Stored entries
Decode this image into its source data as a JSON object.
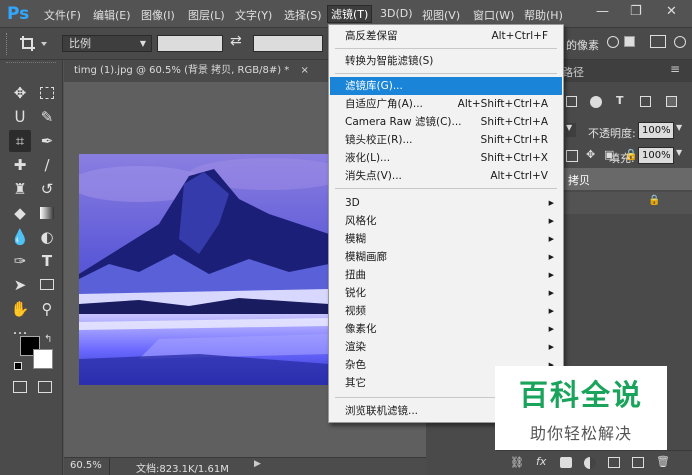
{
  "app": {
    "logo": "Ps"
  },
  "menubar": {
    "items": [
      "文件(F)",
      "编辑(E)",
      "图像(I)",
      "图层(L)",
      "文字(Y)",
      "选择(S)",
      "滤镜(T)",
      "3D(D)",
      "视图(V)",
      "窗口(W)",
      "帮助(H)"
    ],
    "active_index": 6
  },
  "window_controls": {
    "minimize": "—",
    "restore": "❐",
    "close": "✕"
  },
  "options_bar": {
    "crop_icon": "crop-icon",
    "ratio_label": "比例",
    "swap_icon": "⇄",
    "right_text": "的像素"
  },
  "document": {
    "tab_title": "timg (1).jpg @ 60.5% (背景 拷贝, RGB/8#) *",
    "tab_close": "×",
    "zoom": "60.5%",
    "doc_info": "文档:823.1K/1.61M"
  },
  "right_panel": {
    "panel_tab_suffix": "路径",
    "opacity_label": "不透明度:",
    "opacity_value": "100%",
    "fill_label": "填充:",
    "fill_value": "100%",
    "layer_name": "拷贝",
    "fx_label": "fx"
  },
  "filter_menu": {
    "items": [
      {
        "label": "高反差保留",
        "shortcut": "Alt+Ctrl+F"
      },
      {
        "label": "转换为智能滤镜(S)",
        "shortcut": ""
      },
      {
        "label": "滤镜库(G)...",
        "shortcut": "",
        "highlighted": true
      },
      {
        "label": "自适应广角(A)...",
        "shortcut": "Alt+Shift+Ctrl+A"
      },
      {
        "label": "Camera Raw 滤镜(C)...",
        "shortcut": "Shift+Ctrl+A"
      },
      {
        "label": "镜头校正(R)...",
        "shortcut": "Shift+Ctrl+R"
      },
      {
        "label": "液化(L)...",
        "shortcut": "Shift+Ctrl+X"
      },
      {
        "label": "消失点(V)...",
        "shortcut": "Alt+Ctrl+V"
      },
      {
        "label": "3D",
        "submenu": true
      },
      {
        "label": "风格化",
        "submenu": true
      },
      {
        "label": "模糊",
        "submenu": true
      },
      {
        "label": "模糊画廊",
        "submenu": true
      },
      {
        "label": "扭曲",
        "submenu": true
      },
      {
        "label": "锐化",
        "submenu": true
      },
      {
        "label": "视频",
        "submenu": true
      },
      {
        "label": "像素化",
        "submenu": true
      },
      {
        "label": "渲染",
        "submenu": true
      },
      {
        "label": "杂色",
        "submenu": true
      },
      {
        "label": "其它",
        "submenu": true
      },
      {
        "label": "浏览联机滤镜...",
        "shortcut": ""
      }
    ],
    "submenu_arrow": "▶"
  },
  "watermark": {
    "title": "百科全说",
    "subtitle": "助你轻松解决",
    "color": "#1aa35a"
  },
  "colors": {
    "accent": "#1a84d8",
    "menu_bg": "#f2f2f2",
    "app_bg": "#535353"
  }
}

> **WHAT IS BEING ASKED**: In the material above, find the lines that contain "Ctrl" and show them.

> **RESPONSE FOR THIS EXERCISE**:
        "shortcut": "Alt+Ctrl+F"
        "shortcut": "Alt+Shift+Ctrl+A"
        "shortcut": "Shift+Ctrl+A"
        "shortcut": "Shift+Ctrl+R"
        "shortcut": "Shift+Ctrl+X"
        "shortcut": "Alt+Ctrl+V"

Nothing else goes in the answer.